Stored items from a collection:
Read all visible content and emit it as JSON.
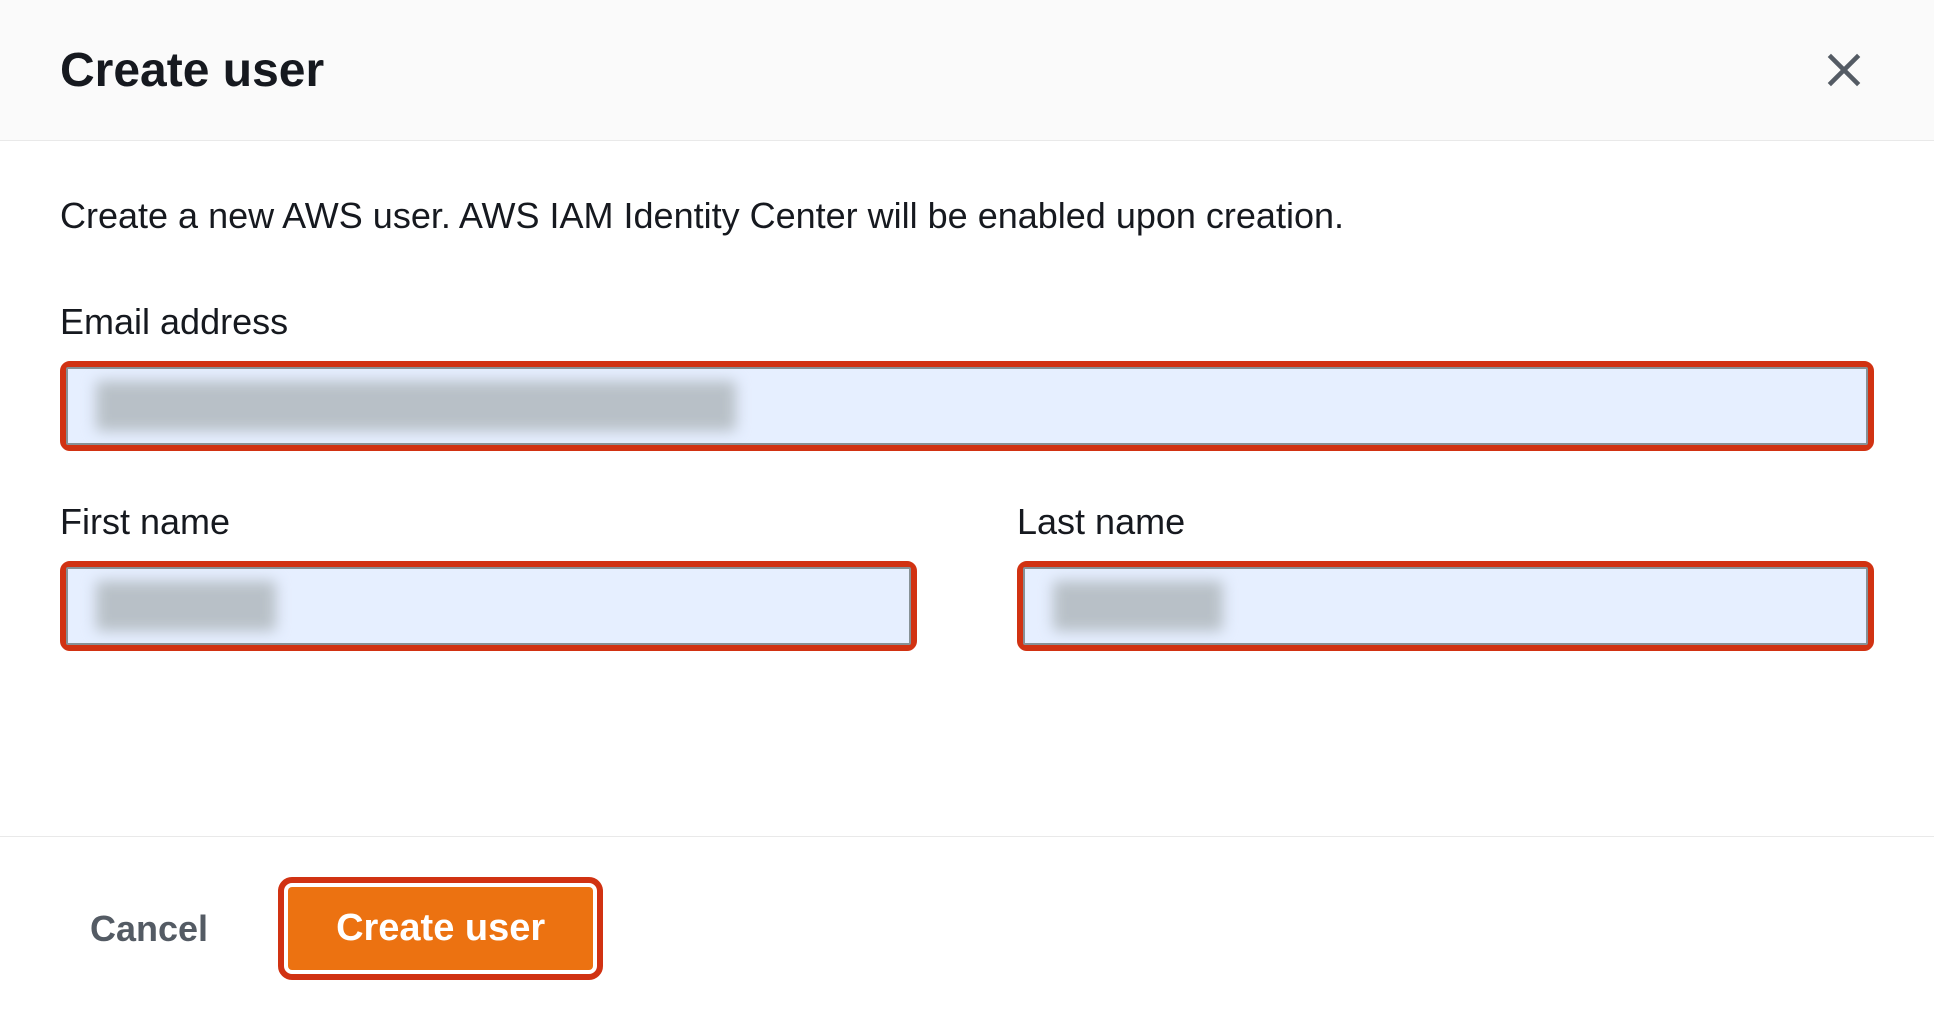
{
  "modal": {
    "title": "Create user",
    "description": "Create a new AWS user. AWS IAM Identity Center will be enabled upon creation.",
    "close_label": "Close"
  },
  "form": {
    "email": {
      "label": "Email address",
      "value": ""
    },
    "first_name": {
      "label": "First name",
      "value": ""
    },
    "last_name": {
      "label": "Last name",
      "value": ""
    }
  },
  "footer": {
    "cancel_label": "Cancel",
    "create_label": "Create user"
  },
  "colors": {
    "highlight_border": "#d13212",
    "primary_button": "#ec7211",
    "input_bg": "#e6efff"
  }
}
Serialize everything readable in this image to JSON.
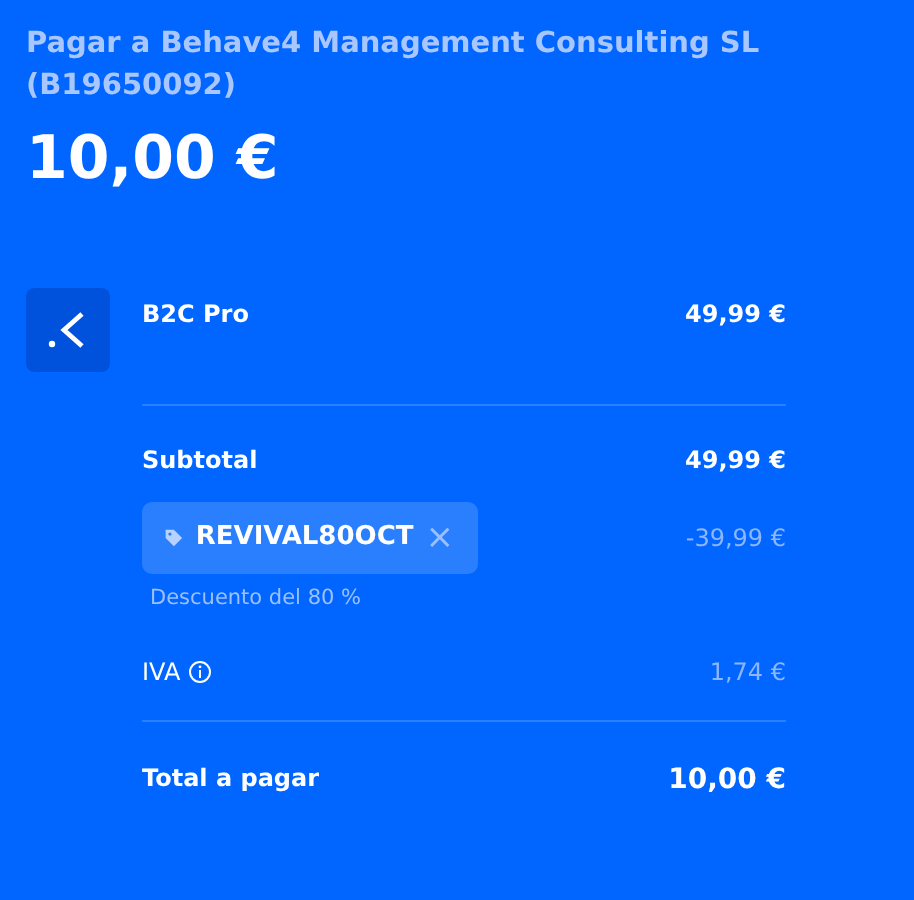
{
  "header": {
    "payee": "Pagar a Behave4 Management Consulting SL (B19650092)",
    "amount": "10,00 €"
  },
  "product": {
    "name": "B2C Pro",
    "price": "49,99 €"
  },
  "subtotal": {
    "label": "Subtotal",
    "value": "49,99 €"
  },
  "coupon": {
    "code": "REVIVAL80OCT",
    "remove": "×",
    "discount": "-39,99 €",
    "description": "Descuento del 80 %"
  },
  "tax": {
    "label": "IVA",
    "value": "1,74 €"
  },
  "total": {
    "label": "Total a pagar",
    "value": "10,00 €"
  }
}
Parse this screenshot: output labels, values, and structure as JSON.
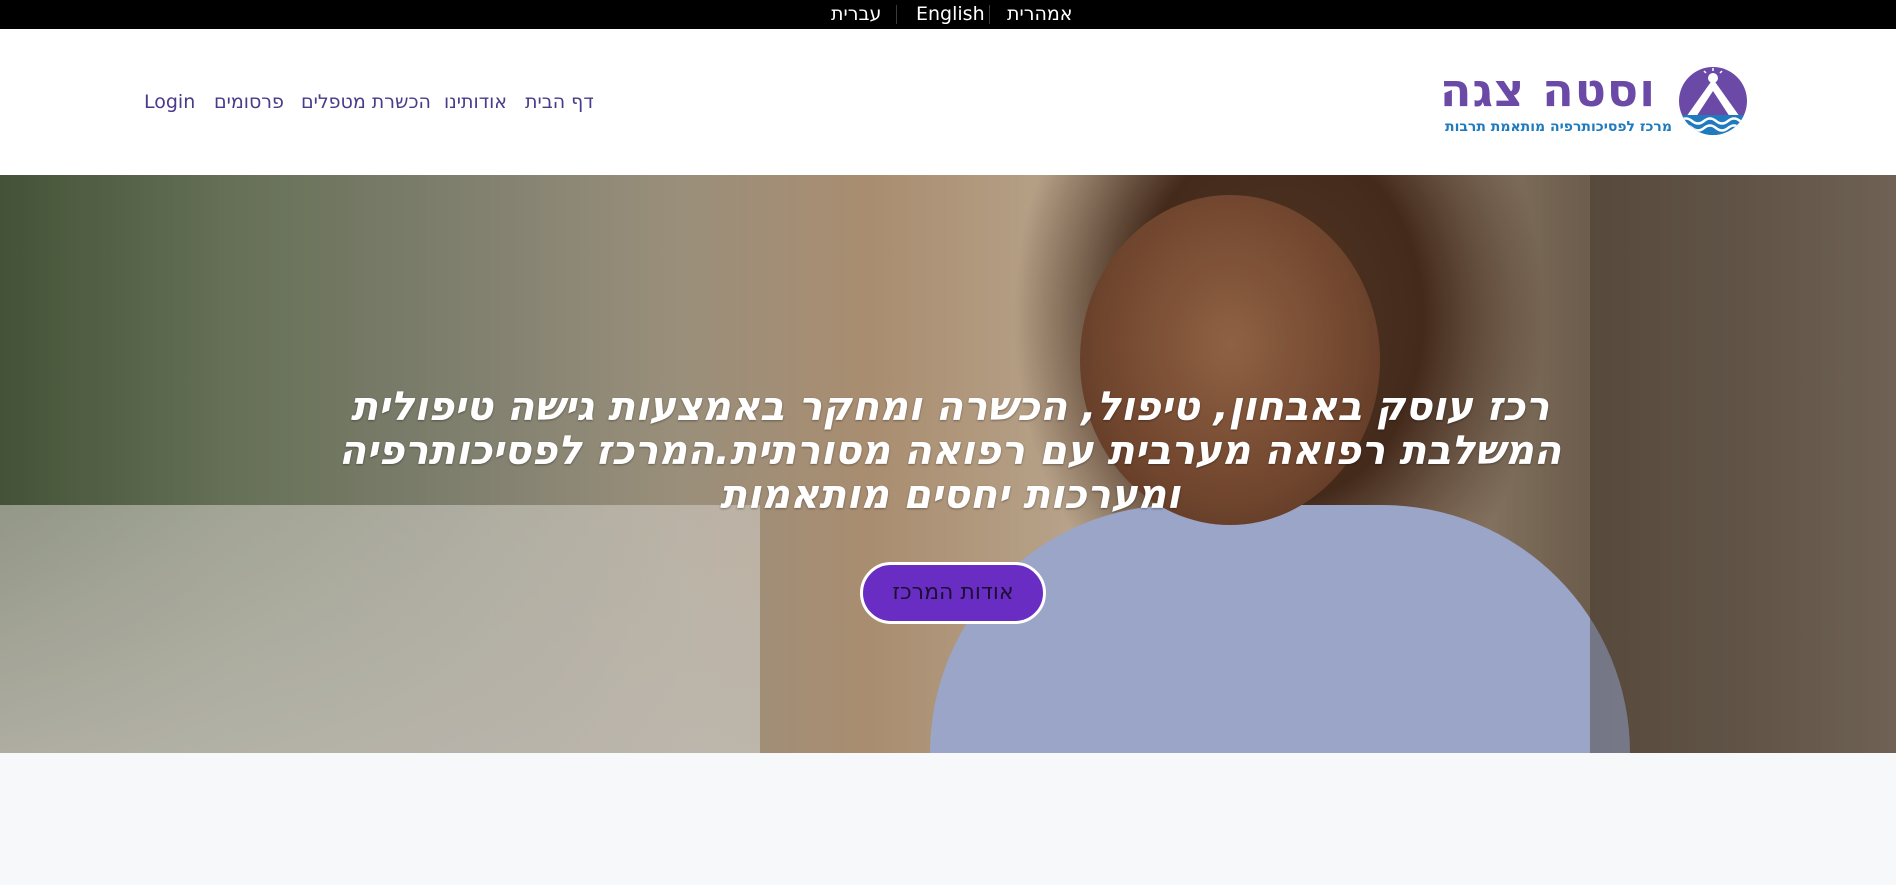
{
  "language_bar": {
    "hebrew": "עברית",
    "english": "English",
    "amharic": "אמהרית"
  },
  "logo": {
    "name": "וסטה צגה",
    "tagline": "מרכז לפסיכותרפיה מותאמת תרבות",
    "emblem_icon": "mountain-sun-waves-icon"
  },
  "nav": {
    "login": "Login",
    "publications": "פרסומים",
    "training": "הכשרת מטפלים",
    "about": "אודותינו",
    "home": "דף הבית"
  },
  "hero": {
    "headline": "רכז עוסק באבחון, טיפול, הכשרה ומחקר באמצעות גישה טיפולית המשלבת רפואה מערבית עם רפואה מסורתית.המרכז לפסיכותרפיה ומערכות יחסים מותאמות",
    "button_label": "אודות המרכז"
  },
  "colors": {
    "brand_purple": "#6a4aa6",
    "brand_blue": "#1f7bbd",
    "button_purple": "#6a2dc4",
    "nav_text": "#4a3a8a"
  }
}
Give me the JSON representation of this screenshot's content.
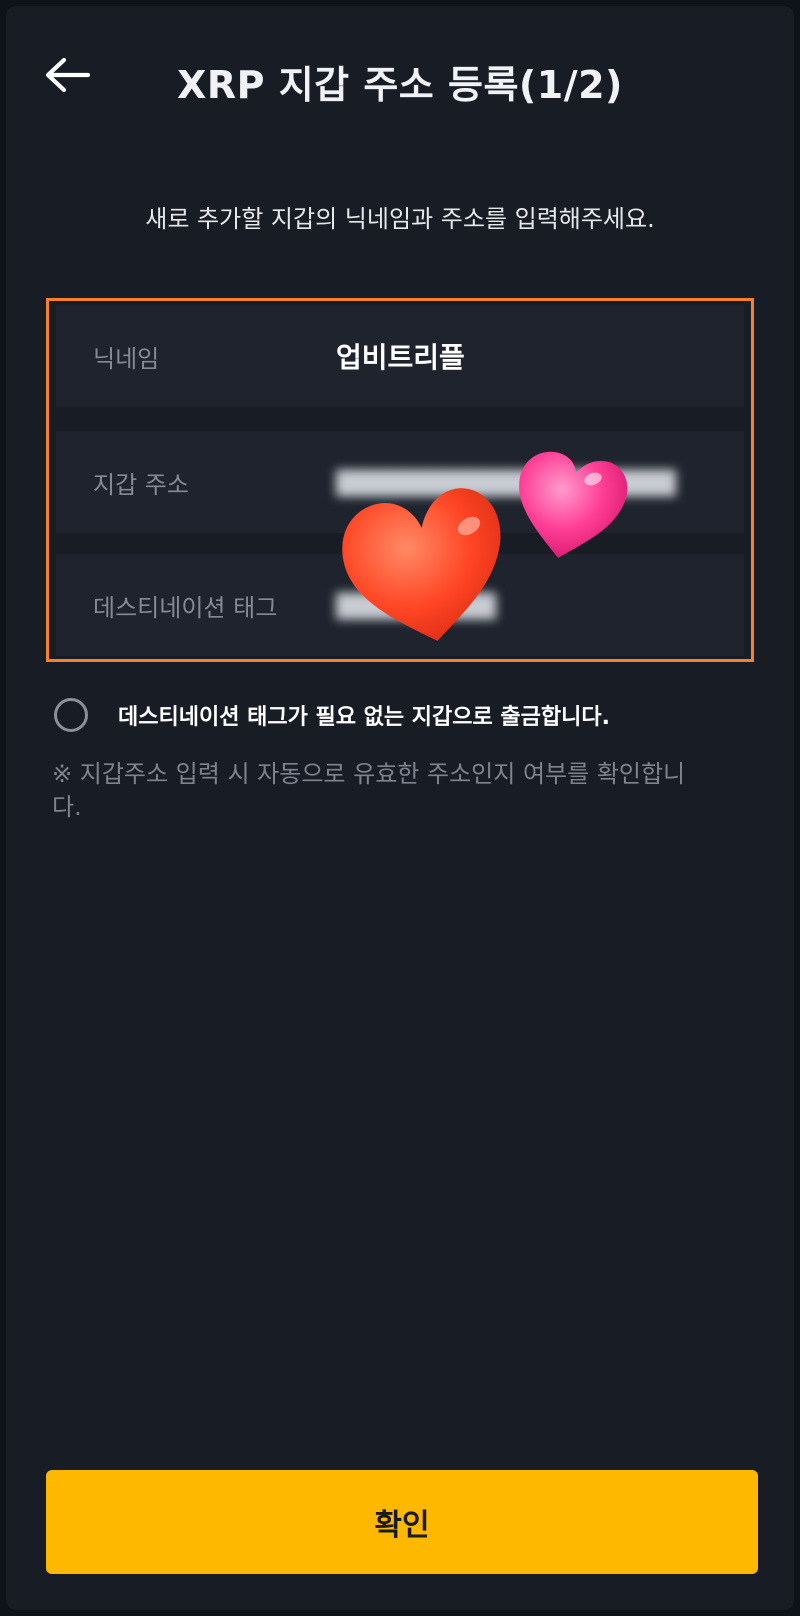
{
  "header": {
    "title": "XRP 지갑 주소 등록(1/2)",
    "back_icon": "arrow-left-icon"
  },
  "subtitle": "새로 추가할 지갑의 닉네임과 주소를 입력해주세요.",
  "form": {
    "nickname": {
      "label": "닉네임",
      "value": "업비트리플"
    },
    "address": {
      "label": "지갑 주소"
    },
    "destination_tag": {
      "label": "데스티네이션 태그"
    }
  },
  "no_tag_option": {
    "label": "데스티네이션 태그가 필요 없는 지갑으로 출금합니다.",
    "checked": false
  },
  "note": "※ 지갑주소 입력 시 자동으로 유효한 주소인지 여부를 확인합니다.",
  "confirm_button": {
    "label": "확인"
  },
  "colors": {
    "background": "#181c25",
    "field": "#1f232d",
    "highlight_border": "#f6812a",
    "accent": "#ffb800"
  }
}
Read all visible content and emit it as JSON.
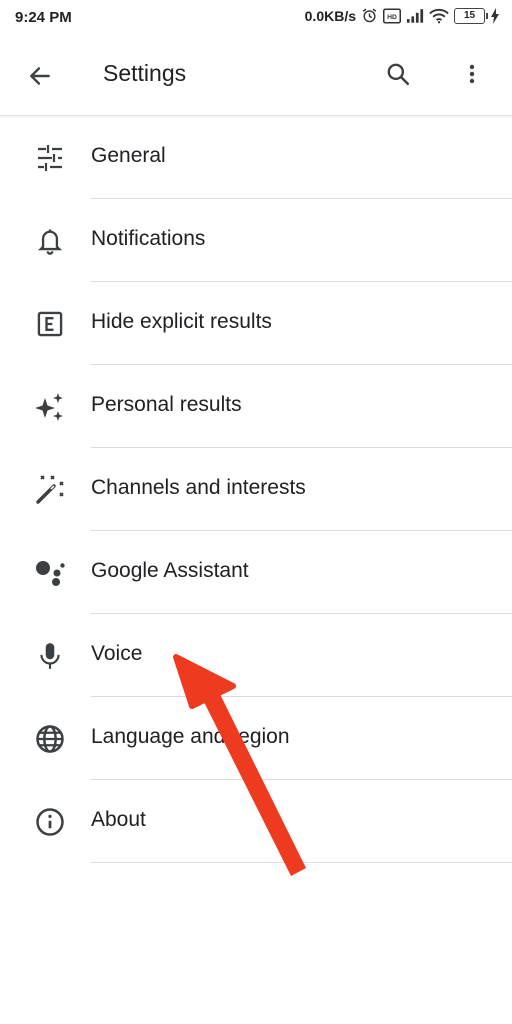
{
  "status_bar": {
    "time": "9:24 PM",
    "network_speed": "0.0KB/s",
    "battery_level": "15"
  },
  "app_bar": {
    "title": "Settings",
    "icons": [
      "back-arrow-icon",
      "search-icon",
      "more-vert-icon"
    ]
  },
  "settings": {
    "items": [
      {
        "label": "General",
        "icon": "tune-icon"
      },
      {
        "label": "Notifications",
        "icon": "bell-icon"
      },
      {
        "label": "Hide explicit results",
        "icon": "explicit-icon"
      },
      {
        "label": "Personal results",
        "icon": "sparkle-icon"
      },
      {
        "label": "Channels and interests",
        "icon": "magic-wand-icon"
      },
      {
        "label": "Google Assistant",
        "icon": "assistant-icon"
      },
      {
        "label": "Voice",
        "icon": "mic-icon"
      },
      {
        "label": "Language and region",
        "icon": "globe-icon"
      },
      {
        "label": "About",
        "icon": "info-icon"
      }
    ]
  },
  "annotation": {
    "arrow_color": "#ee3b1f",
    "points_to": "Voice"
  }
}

* WORK TO BE COMPLETED
Repeat the entries exactly and keep the pictures out of the copy.

* TASK RESULT
Read all visible content and emit it as JSON.
{
  "modal": {
    "title": "Create user",
    "description": "Create a new AWS user. AWS IAM Identity Center will be enabled upon creation.",
    "close_label": "Close"
  },
  "form": {
    "email": {
      "label": "Email address",
      "value": ""
    },
    "first_name": {
      "label": "First name",
      "value": ""
    },
    "last_name": {
      "label": "Last name",
      "value": ""
    }
  },
  "footer": {
    "cancel_label": "Cancel",
    "create_label": "Create user"
  },
  "colors": {
    "highlight_border": "#d13212",
    "primary_button": "#ec7211",
    "input_bg": "#e6efff"
  }
}
Serialize everything readable in this image to JSON.
{
  "header": {
    "payee": "Pagar a Behave4 Management Consulting SL (B19650092)",
    "amount": "10,00 €"
  },
  "product": {
    "name": "B2C Pro",
    "price": "49,99 €"
  },
  "subtotal": {
    "label": "Subtotal",
    "value": "49,99 €"
  },
  "coupon": {
    "code": "REVIVAL80OCT",
    "remove": "×",
    "discount": "-39,99 €",
    "description": "Descuento del 80 %"
  },
  "tax": {
    "label": "IVA",
    "value": "1,74 €"
  },
  "total": {
    "label": "Total a pagar",
    "value": "10,00 €"
  }
}
Parse this screenshot: output labels, values, and structure as JSON.
{
  "language_bar": {
    "hebrew": "עברית",
    "english": "English",
    "amharic": "אמהרית"
  },
  "logo": {
    "name": "וסטה צגה",
    "tagline": "מרכז לפסיכותרפיה מותאמת תרבות",
    "emblem_icon": "mountain-sun-waves-icon"
  },
  "nav": {
    "login": "Login",
    "publications": "פרסומים",
    "training": "הכשרת מטפלים",
    "about": "אודותינו",
    "home": "דף הבית"
  },
  "hero": {
    "headline": "רכז עוסק באבחון, טיפול, הכשרה ומחקר באמצעות גישה טיפולית המשלבת רפואה מערבית עם רפואה מסורתית.המרכז לפסיכותרפיה ומערכות יחסים מותאמות",
    "button_label": "אודות המרכז"
  },
  "colors": {
    "brand_purple": "#6a4aa6",
    "brand_blue": "#1f7bbd",
    "button_purple": "#6a2dc4",
    "nav_text": "#4a3a8a"
  }
}
Give me the JSON representation of this screenshot's content.
{
  "header": {
    "title": "XRP 지갑 주소 등록(1/2)",
    "back_icon": "arrow-left-icon"
  },
  "subtitle": "새로 추가할 지갑의 닉네임과 주소를 입력해주세요.",
  "form": {
    "nickname": {
      "label": "닉네임",
      "value": "업비트리플"
    },
    "address": {
      "label": "지갑 주소"
    },
    "destination_tag": {
      "label": "데스티네이션 태그"
    }
  },
  "no_tag_option": {
    "label": "데스티네이션 태그가 필요 없는 지갑으로 출금합니다.",
    "checked": false
  },
  "note": "※ 지갑주소 입력 시 자동으로 유효한 주소인지 여부를 확인합니다.",
  "confirm_button": {
    "label": "확인"
  },
  "colors": {
    "background": "#181c25",
    "field": "#1f232d",
    "highlight_border": "#f6812a",
    "accent": "#ffb800"
  }
}
Read all visible content and emit it as JSON.
{
  "status_bar": {
    "time": "9:24 PM",
    "network_speed": "0.0KB/s",
    "battery_level": "15"
  },
  "app_bar": {
    "title": "Settings",
    "icons": [
      "back-arrow-icon",
      "search-icon",
      "more-vert-icon"
    ]
  },
  "settings": {
    "items": [
      {
        "label": "General",
        "icon": "tune-icon"
      },
      {
        "label": "Notifications",
        "icon": "bell-icon"
      },
      {
        "label": "Hide explicit results",
        "icon": "explicit-icon"
      },
      {
        "label": "Personal results",
        "icon": "sparkle-icon"
      },
      {
        "label": "Channels and interests",
        "icon": "magic-wand-icon"
      },
      {
        "label": "Google Assistant",
        "icon": "assistant-icon"
      },
      {
        "label": "Voice",
        "icon": "mic-icon"
      },
      {
        "label": "Language and region",
        "icon": "globe-icon"
      },
      {
        "label": "About",
        "icon": "info-icon"
      }
    ]
  },
  "annotation": {
    "arrow_color": "#ee3b1f",
    "points_to": "Voice"
  }
}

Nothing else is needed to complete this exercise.